WHAT THE TASK REQUIRES:
Exclude the pictures, then copy all remaining records exactly.
┌──
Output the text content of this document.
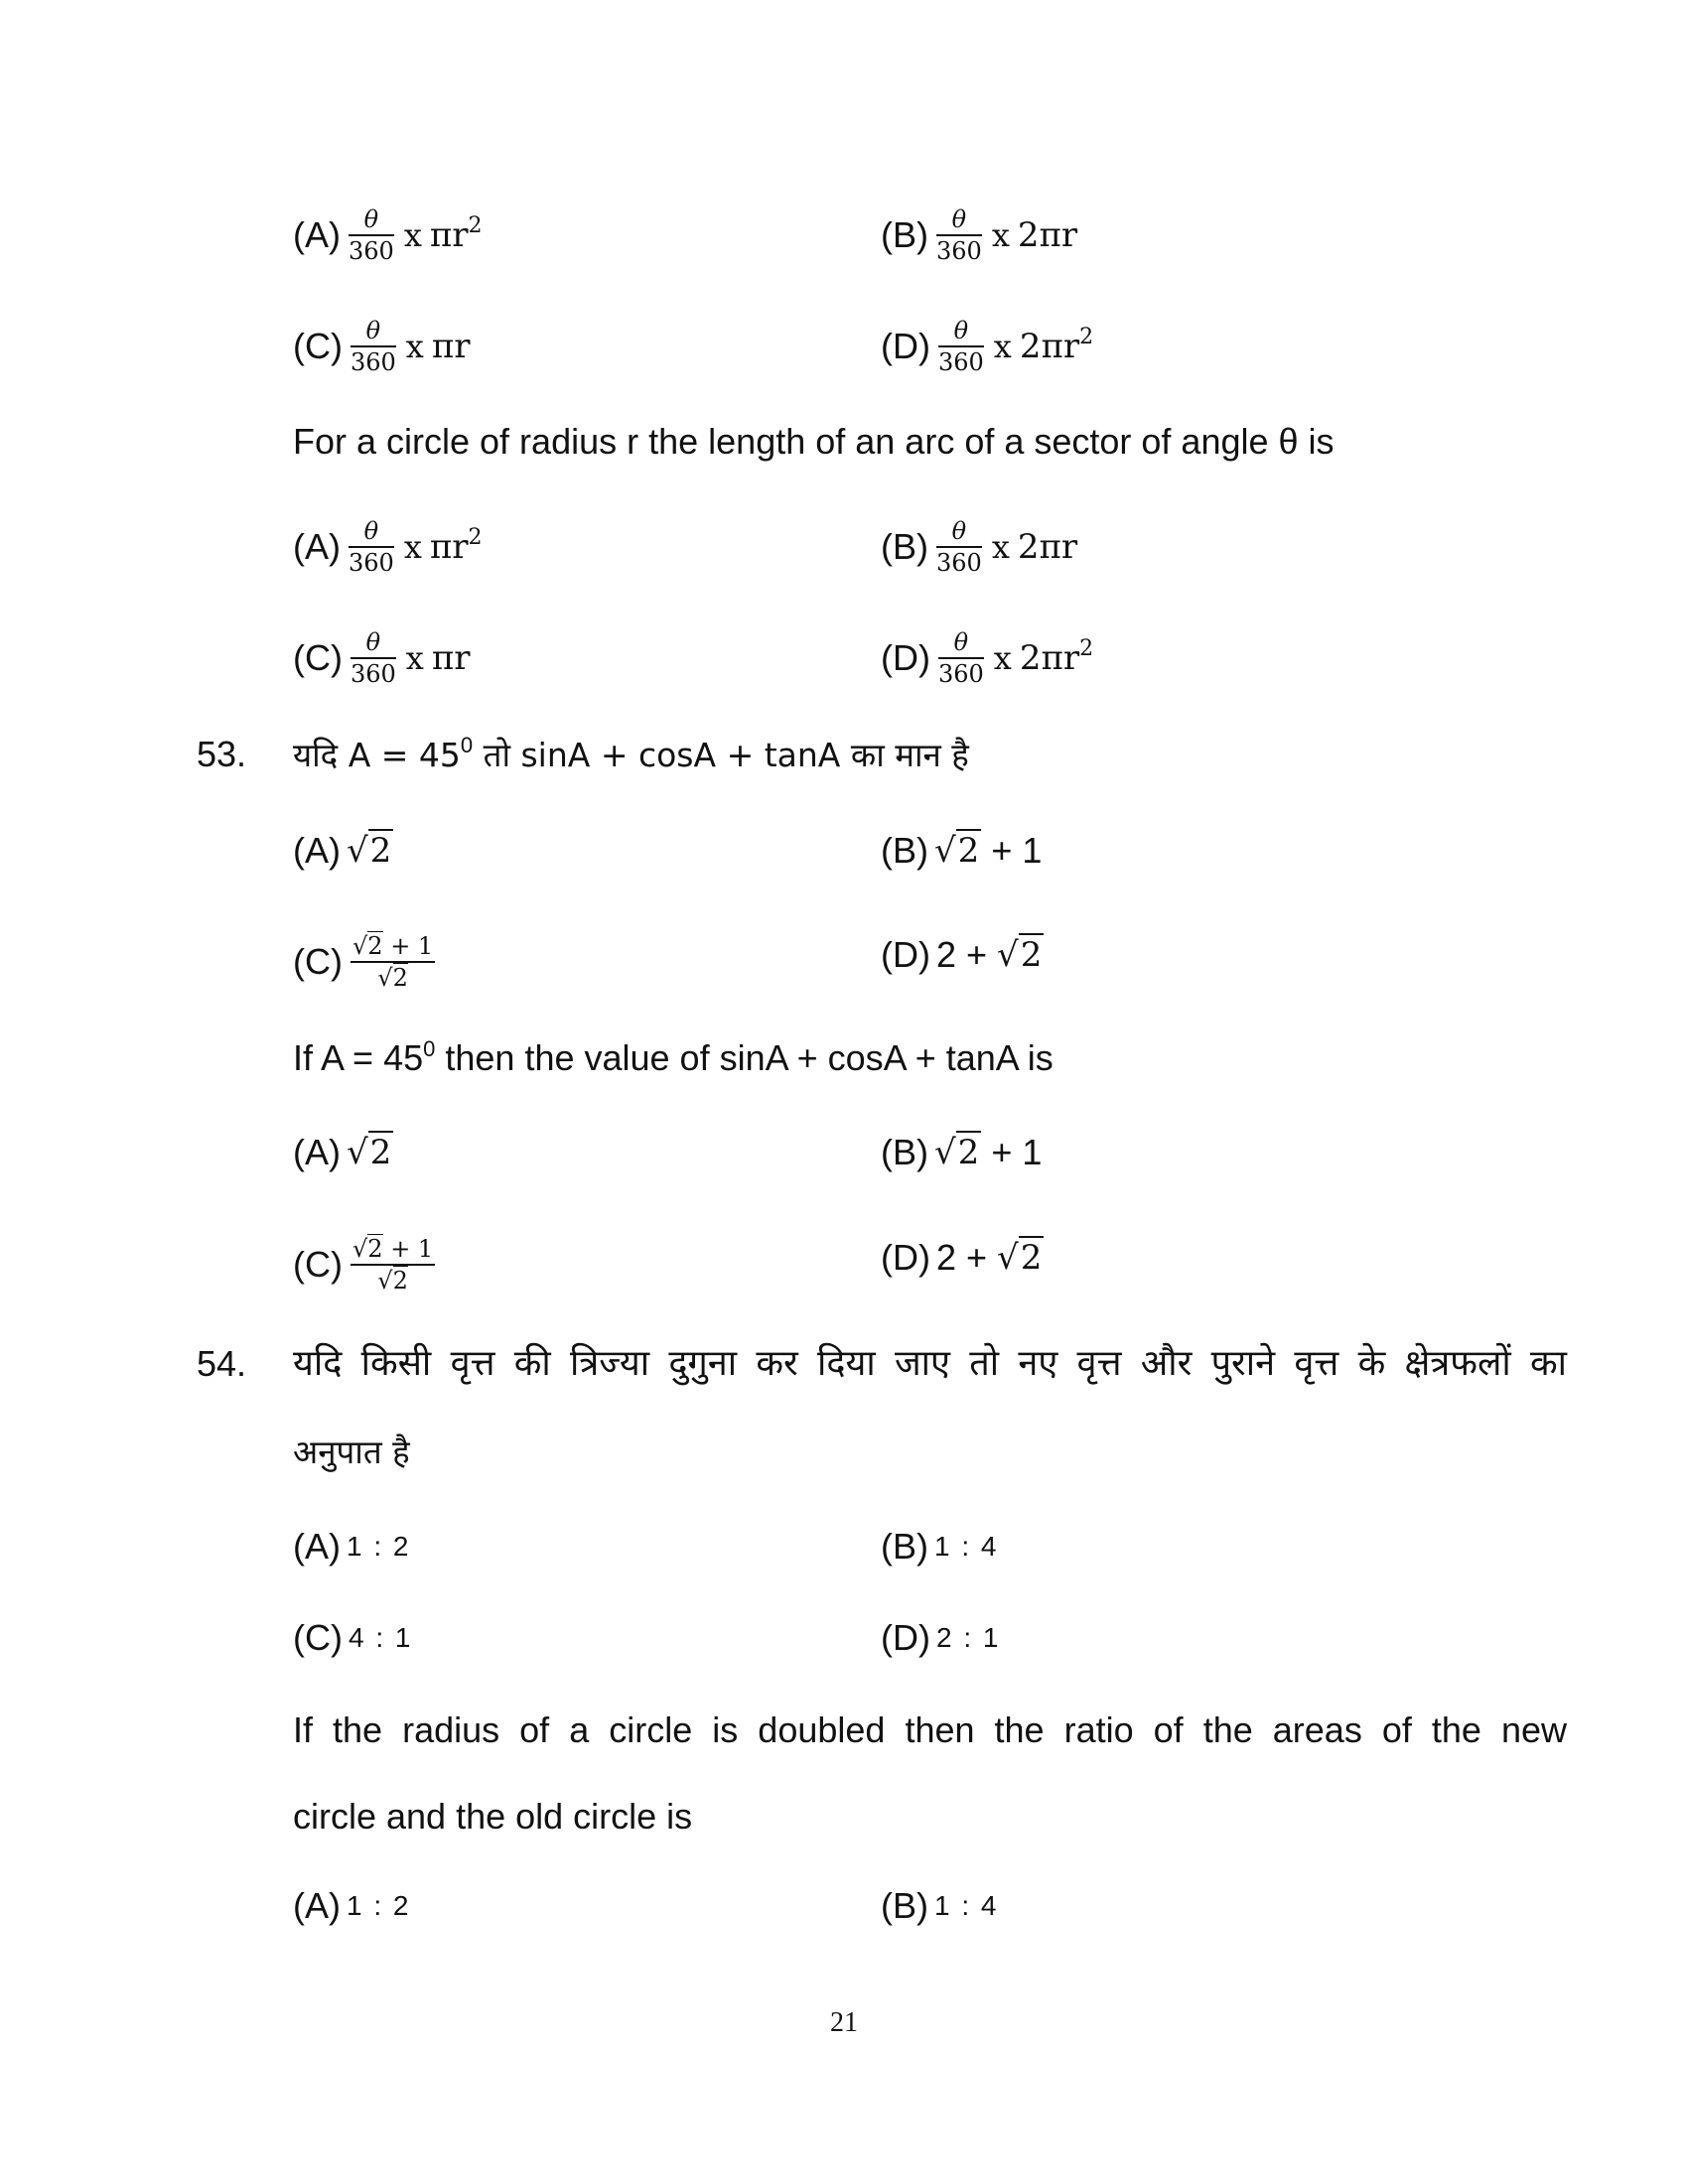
$(A) \frac{\theta}{360}$ x $\pi r^2$	$(B) \frac{\theta}{360}$ x 2πr
$(C) \frac{\theta}{360}$ x πr	$(D) \frac{\theta}{360}$ x $2\pi r^2$
For a circle of radius r the length of an arc of a sector of angle θ is
$(A) \frac{\theta}{360}$ x $\pi r^2$	$(B) \frac{\theta}{360}$ x 2πr
$(C) \frac{\theta}{360}$ x πr	$(D) \frac{\theta}{360}$ x $2\pi r^2$
53. यदि $A = 45^0$ तो sinA + cosA + tanA का मान है
(A) √2	(B) √2 + 1
$(C) \frac{√2 + 1}{√2}$	(D) 2 + √2
If $A = 45^0$ then the value of sinA + cosA + tanA is
(A) √2	(B) √2 + 1
$(C) \frac{√2 + 1}{√2}$	(D) 2 + √2
54. यदि किसी वृत्त की त्रिज्या दुगुना कर दिया जाए तो नए वृत्त और पुराने वृत्त के क्षेत्रफलों का
अनुपात है
(A) 1 : 2	(B) 1 : 4
(C) 4 : 1	(D) 2 : 1
If the radius of a circle is doubled then the ratio of the areas of the new
circle and the old circle is
(A) 1 : 2	(B) 1 : 4
21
└──
RESULT OF THE TASK:
Output the text content of this document.
$(A) \frac{\theta}{360}$ x $\pi r^2$	$(B) \frac{\theta}{360}$ x 2πr
$(C) \frac{\theta}{360}$ x πr	$(D) \frac{\theta}{360}$ x $2\pi r^2$
For a circle of radius r the length of an arc of a sector of angle θ is
$(A) \frac{\theta}{360}$ x $\pi r^2$	$(B) \frac{\theta}{360}$ x 2πr
$(C) \frac{\theta}{360}$ x πr	$(D) \frac{\theta}{360}$ x $2\pi r^2$
53. यदि $A = 45^0$ तो sinA + cosA + tanA का मान है
(A) √2	(B) √2 + 1
$(C) \frac{√2 + 1}{√2}$	(D) 2 + √2
If $A = 45^0$ then the value of sinA + cosA + tanA is
(A) √2	(B) √2 + 1
$(C) \frac{√2 + 1}{√2}$	(D) 2 + √2
54. यदि किसी वृत्त की त्रिज्या दुगुना कर दिया जाए तो नए वृत्त और पुराने वृत्त के क्षेत्रफलों का
अनुपात है
(A) 1 : 2	(B) 1 : 4
(C) 4 : 1	(D) 2 : 1
If the radius of a circle is doubled then the ratio of the areas of the new
circle and the old circle is
(A) 1 : 2	(B) 1 : 4
21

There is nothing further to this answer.